## What the task requires
Extract every line that contains the string "none".

## Information provided

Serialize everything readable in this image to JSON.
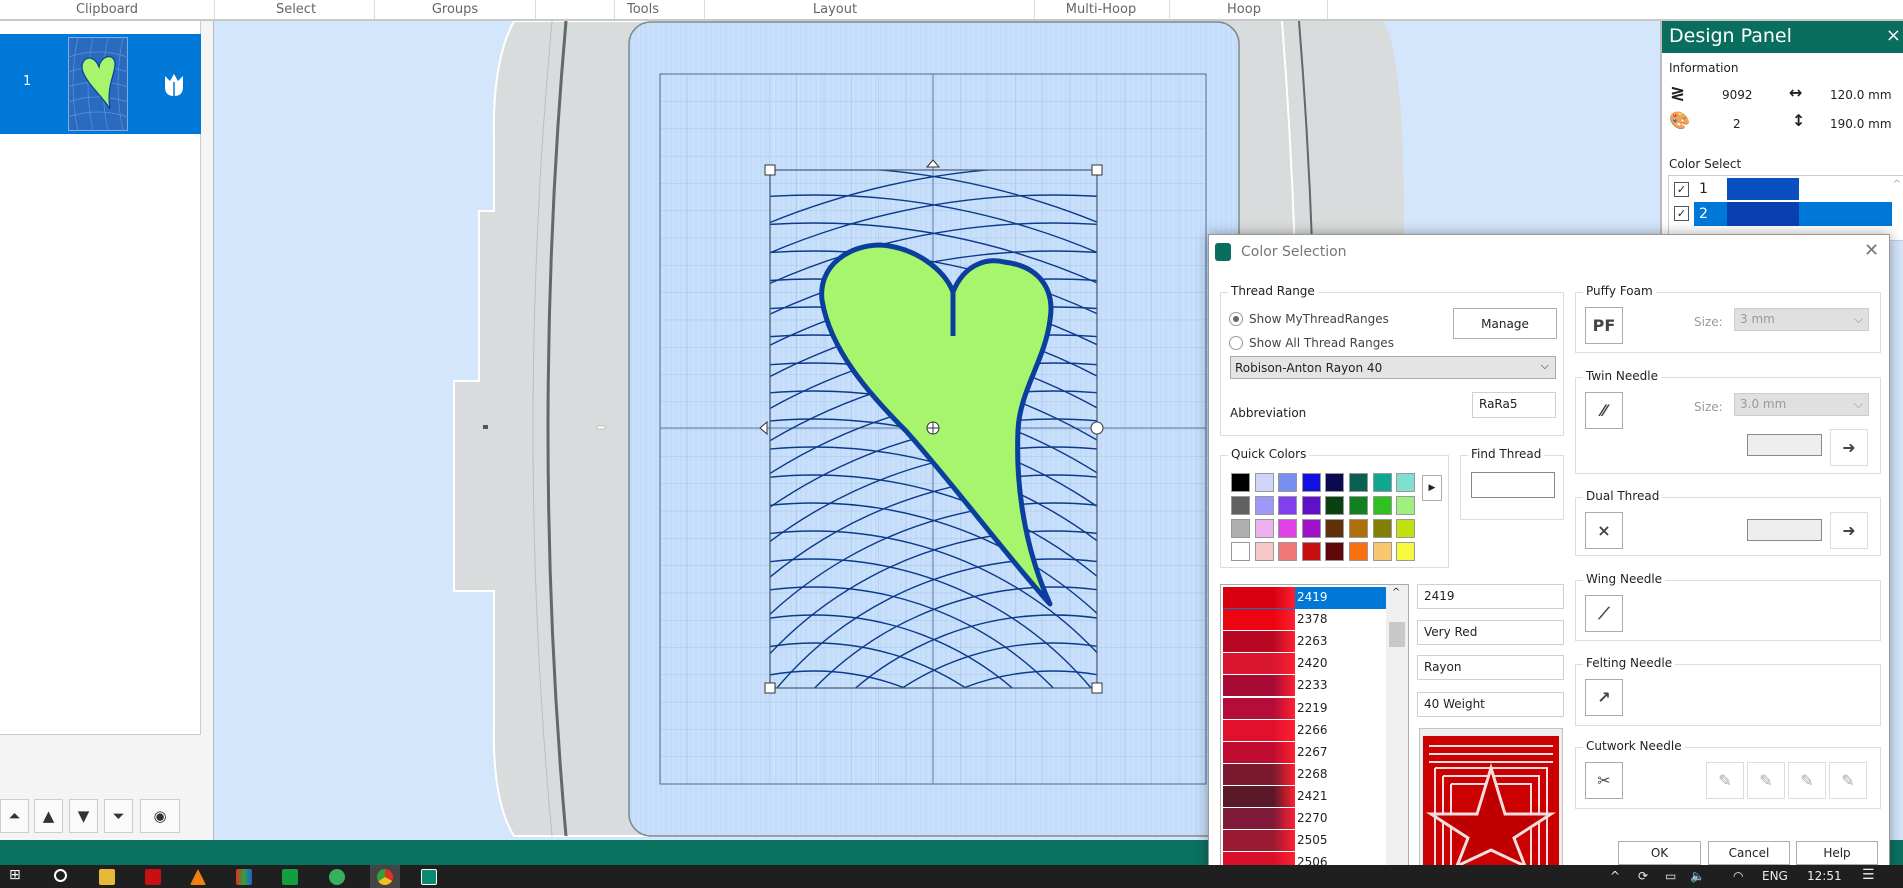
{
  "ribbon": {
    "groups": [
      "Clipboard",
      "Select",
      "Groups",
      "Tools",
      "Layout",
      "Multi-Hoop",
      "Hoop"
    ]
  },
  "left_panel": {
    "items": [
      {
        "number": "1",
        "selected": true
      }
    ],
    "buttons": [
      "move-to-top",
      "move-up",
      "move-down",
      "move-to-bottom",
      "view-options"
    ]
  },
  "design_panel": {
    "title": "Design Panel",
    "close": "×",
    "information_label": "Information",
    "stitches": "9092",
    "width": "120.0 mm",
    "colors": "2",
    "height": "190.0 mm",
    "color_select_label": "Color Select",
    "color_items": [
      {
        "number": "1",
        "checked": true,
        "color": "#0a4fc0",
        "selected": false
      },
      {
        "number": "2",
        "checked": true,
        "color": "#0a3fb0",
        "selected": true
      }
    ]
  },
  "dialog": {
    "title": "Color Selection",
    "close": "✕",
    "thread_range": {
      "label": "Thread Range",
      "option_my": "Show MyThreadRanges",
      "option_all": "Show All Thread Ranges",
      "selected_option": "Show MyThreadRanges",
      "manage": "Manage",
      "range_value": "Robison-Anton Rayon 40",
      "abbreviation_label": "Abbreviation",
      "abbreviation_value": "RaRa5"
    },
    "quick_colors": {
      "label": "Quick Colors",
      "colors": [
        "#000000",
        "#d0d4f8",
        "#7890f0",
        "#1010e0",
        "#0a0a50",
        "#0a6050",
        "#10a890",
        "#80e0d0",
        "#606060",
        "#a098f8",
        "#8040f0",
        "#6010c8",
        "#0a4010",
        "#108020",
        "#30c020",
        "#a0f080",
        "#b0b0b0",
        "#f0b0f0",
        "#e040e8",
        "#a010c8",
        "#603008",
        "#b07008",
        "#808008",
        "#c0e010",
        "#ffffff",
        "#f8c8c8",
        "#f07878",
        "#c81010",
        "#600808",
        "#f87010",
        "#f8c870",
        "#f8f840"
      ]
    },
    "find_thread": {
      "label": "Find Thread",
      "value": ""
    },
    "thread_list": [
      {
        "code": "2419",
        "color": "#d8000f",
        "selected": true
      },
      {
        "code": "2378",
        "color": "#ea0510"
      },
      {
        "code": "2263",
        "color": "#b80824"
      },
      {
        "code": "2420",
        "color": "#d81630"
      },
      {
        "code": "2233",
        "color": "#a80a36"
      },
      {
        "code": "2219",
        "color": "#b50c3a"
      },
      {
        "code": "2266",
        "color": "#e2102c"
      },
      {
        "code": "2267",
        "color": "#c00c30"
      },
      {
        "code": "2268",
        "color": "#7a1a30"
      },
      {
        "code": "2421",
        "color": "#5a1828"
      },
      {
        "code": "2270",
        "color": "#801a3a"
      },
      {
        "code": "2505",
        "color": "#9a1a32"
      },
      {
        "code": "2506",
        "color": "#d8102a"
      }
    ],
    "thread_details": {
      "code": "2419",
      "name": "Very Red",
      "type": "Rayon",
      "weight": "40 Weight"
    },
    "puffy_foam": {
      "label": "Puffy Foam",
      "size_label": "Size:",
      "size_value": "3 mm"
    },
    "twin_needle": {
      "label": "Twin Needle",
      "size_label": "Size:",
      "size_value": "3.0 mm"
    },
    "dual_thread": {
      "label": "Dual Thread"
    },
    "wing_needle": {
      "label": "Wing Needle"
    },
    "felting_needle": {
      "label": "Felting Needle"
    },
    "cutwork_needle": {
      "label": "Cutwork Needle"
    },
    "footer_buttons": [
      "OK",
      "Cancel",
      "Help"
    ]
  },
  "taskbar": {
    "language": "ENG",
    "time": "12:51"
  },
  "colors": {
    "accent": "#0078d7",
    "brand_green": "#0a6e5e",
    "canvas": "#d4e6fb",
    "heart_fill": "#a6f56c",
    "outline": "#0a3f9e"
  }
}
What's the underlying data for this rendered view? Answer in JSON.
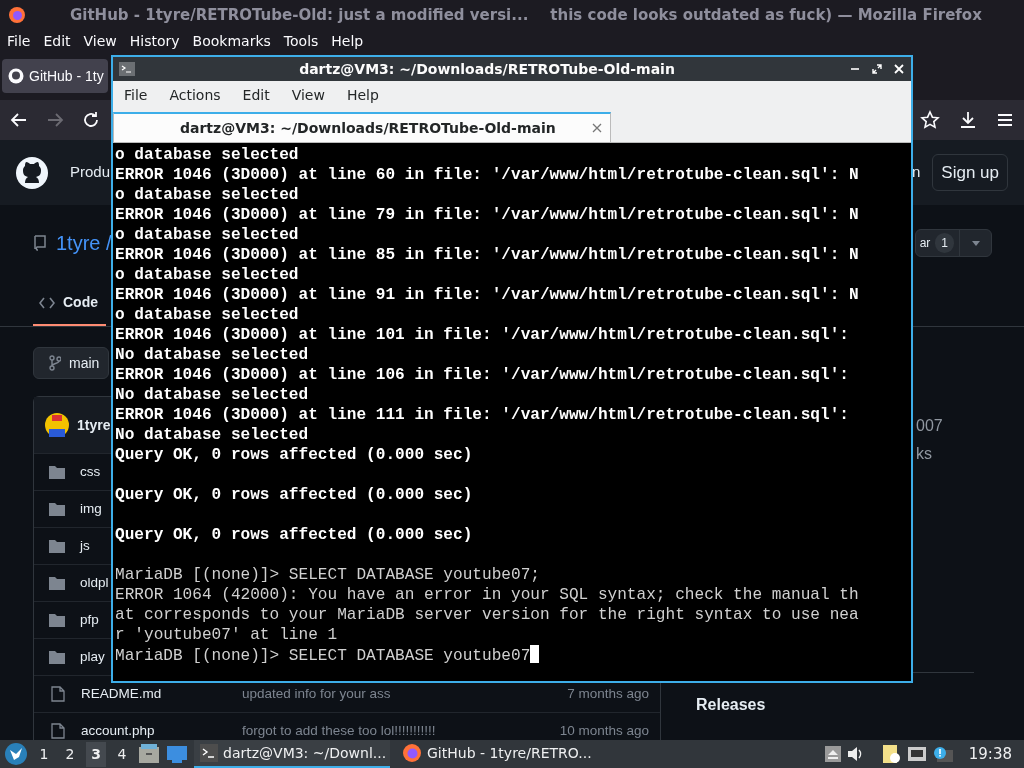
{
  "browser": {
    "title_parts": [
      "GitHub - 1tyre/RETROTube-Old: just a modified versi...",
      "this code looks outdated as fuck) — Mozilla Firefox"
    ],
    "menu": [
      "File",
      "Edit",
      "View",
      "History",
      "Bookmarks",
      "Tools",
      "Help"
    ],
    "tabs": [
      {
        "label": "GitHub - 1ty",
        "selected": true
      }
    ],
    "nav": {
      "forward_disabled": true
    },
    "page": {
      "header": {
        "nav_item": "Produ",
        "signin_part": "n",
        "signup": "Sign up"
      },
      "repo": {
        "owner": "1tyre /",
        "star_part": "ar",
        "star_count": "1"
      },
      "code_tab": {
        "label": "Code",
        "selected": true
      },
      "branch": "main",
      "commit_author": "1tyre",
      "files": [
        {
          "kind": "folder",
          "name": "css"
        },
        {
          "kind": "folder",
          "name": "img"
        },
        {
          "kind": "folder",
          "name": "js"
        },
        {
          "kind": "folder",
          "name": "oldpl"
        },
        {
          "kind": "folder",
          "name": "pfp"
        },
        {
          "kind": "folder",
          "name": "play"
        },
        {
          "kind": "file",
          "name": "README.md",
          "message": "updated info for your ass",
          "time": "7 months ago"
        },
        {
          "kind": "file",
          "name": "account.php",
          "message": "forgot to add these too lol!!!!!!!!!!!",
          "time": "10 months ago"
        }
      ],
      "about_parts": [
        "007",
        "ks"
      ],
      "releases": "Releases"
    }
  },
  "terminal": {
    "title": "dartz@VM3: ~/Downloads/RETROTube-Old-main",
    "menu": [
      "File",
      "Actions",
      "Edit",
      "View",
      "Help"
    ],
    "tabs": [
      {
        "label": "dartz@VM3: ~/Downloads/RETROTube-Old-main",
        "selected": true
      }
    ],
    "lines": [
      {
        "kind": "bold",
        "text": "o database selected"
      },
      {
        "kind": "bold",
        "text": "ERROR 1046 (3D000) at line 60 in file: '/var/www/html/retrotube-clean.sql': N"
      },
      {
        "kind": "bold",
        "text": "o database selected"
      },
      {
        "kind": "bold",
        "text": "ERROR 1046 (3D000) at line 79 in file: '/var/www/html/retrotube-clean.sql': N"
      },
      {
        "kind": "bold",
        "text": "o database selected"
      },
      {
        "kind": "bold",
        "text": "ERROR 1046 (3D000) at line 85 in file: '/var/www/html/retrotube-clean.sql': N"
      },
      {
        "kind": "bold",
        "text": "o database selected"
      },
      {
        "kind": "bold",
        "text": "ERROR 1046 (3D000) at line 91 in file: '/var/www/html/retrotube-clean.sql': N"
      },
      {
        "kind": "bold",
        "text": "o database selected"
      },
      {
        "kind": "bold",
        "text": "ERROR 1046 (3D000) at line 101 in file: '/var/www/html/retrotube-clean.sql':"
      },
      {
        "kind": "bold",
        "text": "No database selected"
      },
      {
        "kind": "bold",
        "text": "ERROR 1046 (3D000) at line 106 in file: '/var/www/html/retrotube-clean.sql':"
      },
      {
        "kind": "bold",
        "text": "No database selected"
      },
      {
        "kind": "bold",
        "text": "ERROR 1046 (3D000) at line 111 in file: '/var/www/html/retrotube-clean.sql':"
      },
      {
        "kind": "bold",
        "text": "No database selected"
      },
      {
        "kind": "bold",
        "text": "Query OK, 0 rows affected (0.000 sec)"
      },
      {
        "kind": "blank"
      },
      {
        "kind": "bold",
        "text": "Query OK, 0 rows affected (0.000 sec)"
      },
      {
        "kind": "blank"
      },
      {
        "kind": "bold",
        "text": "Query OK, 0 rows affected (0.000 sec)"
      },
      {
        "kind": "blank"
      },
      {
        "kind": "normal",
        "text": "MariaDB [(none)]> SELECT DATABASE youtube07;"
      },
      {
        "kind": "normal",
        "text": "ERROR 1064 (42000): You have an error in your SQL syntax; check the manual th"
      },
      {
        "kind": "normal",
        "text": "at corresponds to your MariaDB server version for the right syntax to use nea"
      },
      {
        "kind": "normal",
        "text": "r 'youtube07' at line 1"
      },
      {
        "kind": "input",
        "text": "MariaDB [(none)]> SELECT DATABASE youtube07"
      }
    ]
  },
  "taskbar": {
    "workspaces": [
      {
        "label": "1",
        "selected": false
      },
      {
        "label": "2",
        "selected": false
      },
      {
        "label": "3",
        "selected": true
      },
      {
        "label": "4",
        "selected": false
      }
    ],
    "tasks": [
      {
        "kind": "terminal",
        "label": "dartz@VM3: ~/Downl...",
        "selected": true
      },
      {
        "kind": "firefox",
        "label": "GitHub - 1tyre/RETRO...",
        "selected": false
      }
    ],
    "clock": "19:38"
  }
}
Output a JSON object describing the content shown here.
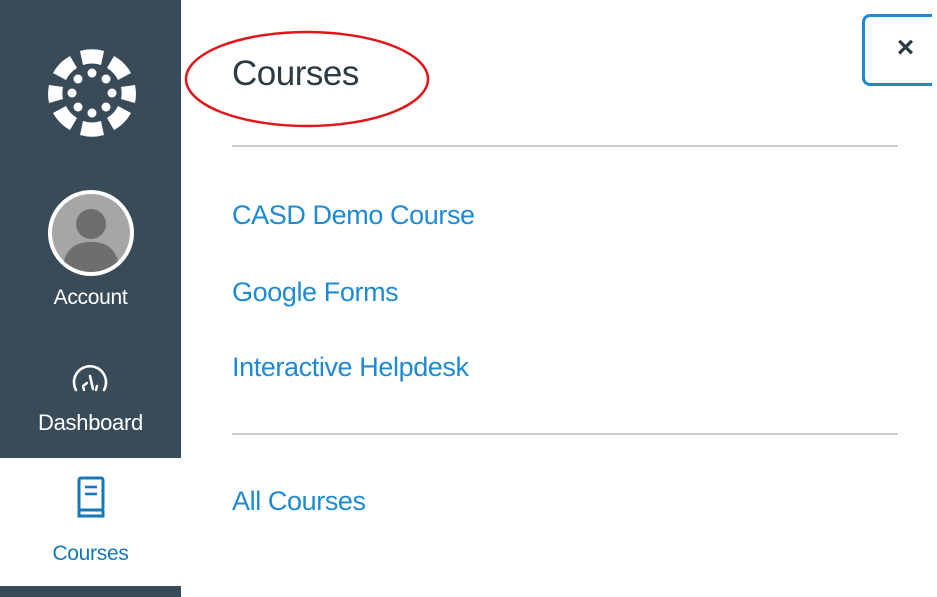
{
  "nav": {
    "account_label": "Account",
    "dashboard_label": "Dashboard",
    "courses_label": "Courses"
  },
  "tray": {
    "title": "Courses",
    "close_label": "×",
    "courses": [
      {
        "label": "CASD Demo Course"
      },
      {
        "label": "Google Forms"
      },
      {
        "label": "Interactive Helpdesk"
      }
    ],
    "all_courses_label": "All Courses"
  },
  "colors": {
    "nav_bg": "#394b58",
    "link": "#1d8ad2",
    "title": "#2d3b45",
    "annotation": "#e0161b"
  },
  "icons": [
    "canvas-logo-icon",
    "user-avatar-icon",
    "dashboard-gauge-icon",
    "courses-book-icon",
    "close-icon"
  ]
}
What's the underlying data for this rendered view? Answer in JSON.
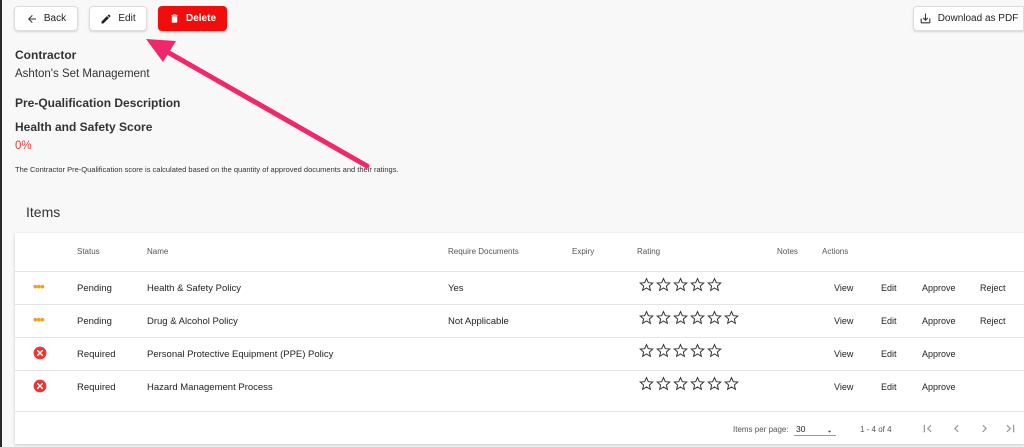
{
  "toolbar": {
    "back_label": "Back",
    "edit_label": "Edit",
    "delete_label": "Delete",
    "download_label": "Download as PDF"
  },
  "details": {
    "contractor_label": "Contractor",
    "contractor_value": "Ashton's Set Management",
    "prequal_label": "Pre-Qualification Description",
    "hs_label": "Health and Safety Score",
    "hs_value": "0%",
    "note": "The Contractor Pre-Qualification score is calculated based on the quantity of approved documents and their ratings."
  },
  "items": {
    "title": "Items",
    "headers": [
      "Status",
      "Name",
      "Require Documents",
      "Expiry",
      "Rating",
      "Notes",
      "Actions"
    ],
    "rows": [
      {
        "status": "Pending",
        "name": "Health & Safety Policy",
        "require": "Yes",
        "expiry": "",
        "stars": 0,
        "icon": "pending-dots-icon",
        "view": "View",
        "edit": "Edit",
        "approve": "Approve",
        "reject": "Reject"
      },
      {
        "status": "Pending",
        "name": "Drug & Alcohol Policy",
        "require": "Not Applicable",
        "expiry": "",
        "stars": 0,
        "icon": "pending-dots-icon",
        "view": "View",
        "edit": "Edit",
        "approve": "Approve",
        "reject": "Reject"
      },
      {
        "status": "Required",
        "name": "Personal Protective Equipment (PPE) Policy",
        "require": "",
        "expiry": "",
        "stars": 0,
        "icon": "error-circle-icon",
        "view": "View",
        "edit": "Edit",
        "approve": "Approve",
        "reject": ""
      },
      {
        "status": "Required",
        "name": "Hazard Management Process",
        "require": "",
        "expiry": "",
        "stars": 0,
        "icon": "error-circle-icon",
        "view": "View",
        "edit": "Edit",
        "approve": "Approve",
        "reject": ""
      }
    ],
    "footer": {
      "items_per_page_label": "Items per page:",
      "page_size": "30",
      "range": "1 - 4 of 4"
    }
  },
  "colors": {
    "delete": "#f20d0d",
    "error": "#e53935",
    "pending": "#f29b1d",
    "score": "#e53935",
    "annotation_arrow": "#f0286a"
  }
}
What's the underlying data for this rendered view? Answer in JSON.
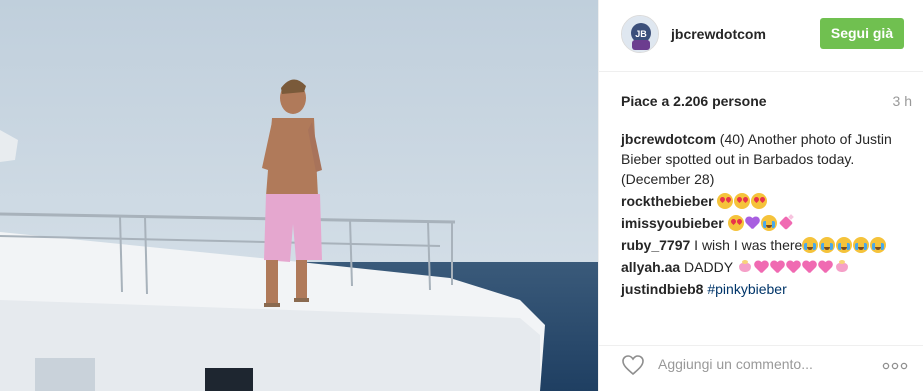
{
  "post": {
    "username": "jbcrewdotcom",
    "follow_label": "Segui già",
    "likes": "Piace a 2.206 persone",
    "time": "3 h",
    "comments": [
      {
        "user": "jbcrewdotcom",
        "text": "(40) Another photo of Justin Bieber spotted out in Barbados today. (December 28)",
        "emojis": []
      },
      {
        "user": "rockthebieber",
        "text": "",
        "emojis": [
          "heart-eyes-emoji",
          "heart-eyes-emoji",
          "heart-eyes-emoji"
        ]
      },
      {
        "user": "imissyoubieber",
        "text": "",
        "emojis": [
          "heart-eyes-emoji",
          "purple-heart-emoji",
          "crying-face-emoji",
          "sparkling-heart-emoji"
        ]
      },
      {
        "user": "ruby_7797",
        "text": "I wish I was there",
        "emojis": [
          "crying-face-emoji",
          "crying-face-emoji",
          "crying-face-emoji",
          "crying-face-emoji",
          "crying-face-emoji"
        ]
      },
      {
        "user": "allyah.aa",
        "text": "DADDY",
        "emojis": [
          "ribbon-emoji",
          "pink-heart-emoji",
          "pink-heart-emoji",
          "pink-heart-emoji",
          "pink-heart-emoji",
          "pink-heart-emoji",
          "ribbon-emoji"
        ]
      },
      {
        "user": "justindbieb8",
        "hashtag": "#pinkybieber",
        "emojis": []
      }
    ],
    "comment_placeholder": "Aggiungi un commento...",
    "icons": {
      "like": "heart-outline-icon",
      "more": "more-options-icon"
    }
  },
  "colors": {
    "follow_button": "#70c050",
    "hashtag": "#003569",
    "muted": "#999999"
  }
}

## Written response
        "text": "MariaDB [(none)]> SELECT DATABASE youtube07;"
        "text": "MariaDB [(none)]> SELECT DATABASE youtube07"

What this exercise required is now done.